## START DATASET RECORDS

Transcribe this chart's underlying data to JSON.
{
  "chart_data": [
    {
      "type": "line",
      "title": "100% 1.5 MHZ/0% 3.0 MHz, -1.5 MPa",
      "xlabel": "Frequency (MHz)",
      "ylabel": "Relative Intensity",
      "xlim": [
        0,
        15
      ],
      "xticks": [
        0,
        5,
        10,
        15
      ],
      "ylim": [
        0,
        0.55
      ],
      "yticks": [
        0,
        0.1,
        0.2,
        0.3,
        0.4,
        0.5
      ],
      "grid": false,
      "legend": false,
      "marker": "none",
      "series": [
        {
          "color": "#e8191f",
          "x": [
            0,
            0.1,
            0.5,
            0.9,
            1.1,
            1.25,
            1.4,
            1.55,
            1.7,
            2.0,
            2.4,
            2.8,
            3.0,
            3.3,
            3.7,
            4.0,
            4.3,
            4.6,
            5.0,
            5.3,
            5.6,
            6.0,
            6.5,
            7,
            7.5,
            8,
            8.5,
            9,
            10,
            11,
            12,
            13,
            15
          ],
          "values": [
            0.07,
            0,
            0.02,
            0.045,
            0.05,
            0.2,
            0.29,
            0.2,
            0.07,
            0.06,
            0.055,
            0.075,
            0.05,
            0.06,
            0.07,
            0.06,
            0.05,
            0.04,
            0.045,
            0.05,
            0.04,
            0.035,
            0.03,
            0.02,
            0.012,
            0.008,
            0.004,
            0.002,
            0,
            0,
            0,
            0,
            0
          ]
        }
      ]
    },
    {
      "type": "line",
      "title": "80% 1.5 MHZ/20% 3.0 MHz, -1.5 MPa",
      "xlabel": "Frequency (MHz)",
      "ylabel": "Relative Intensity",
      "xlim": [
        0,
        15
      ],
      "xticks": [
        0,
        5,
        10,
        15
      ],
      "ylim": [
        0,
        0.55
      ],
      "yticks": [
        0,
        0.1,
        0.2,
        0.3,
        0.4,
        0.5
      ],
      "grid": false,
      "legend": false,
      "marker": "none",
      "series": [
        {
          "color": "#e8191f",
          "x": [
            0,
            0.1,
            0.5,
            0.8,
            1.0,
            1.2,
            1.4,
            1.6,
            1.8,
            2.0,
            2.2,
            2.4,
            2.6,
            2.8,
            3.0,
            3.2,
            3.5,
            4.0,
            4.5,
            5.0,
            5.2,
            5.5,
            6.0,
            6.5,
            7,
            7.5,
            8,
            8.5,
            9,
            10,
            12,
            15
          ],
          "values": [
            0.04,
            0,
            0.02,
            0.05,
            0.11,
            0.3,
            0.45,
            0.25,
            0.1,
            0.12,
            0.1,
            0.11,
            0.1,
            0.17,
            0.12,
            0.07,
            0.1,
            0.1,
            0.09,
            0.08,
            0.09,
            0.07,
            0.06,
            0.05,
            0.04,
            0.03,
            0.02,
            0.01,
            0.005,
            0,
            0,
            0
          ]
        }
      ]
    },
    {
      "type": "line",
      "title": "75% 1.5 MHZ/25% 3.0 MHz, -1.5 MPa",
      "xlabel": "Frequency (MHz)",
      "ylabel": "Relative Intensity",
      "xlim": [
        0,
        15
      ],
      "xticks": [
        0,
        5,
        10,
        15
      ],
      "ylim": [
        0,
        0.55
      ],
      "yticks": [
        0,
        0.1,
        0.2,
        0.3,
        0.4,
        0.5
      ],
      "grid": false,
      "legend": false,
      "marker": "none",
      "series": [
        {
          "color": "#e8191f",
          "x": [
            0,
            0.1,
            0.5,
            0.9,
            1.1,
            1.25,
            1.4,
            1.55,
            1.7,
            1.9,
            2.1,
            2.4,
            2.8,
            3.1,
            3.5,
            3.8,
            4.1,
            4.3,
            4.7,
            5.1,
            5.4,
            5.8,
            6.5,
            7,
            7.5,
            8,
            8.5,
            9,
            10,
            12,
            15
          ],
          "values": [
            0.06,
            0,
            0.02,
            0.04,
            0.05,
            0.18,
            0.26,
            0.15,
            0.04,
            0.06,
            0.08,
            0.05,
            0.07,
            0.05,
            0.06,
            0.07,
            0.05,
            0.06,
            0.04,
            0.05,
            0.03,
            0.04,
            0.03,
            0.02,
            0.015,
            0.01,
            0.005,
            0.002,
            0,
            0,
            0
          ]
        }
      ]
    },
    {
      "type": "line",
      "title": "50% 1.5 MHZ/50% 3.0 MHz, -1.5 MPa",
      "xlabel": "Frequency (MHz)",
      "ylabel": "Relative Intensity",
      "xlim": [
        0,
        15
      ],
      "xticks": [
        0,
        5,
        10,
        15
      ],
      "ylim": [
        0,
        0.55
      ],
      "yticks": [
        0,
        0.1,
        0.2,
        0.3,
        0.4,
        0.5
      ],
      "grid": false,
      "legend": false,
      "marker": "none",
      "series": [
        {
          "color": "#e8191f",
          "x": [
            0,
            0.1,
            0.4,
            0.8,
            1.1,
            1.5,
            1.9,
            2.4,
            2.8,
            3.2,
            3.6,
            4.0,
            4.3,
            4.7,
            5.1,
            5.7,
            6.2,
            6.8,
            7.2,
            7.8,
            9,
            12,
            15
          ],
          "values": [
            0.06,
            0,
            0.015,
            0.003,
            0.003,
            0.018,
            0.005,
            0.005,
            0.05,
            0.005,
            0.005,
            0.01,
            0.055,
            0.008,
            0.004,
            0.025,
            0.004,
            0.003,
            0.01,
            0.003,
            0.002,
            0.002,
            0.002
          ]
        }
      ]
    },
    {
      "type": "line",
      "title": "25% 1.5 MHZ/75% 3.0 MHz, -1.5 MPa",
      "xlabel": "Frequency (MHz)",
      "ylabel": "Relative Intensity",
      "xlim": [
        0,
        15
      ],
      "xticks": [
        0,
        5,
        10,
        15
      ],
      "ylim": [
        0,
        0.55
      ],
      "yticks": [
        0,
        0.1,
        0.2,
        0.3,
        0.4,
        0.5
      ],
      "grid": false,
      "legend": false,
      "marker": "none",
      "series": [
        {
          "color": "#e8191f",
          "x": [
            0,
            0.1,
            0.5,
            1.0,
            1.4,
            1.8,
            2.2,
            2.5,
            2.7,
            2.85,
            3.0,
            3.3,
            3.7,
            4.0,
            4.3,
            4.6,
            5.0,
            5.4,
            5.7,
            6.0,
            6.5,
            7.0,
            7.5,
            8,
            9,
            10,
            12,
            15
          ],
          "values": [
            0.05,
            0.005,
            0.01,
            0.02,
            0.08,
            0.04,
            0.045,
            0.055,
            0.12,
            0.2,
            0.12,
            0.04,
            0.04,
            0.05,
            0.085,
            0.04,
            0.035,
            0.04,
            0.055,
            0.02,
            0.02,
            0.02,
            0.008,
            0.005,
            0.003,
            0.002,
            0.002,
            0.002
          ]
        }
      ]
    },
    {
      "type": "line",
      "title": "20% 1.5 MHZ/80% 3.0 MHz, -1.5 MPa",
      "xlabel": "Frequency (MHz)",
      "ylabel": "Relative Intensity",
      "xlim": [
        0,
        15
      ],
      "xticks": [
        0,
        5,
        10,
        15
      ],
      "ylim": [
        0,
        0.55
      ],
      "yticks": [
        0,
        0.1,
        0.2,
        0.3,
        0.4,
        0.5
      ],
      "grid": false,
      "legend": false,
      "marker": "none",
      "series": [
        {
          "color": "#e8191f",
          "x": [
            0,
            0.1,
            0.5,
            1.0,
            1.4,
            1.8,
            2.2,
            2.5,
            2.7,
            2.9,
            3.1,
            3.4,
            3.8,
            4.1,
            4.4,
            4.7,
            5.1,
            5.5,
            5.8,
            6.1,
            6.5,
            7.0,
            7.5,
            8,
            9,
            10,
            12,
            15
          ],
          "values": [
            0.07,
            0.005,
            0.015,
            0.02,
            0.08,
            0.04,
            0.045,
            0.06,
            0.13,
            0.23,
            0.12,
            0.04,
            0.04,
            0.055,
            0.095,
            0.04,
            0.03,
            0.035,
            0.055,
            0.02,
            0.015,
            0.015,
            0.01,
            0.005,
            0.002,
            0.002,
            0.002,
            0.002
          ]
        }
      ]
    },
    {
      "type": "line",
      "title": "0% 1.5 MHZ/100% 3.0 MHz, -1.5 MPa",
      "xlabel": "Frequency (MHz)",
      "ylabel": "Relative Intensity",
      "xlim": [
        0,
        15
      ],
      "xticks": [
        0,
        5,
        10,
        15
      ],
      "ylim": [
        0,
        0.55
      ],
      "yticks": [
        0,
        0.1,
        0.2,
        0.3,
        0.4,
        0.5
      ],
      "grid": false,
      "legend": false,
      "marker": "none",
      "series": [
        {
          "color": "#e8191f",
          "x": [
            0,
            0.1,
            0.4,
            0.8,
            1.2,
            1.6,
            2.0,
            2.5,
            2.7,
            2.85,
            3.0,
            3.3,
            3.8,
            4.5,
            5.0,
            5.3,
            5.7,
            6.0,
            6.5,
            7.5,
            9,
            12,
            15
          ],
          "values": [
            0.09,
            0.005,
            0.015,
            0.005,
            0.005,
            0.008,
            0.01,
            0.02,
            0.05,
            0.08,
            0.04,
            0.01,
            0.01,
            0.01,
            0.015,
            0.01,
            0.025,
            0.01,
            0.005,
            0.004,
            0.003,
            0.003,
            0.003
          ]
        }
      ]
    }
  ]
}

## END DATASET RECORDS

# PROMPT
Of the lines above, copy each that contains "title".

# OUTPUT OF THE EXERCISE
      "title": "100% 1.5 MHZ/0% 3.0 MHz, -1.5 MPa",
      "title": "80% 1.5 MHZ/20% 3.0 MHz, -1.5 MPa",
      "title": "75% 1.5 MHZ/25% 3.0 MHz, -1.5 MPa",
      "title": "50% 1.5 MHZ/50% 3.0 MHz, -1.5 MPa",
      "title": "25% 1.5 MHZ/75% 3.0 MHz, -1.5 MPa",
      "title": "20% 1.5 MHZ/80% 3.0 MHz, -1.5 MPa",
      "title": "0% 1.5 MHZ/100% 3.0 MHz, -1.5 MPa",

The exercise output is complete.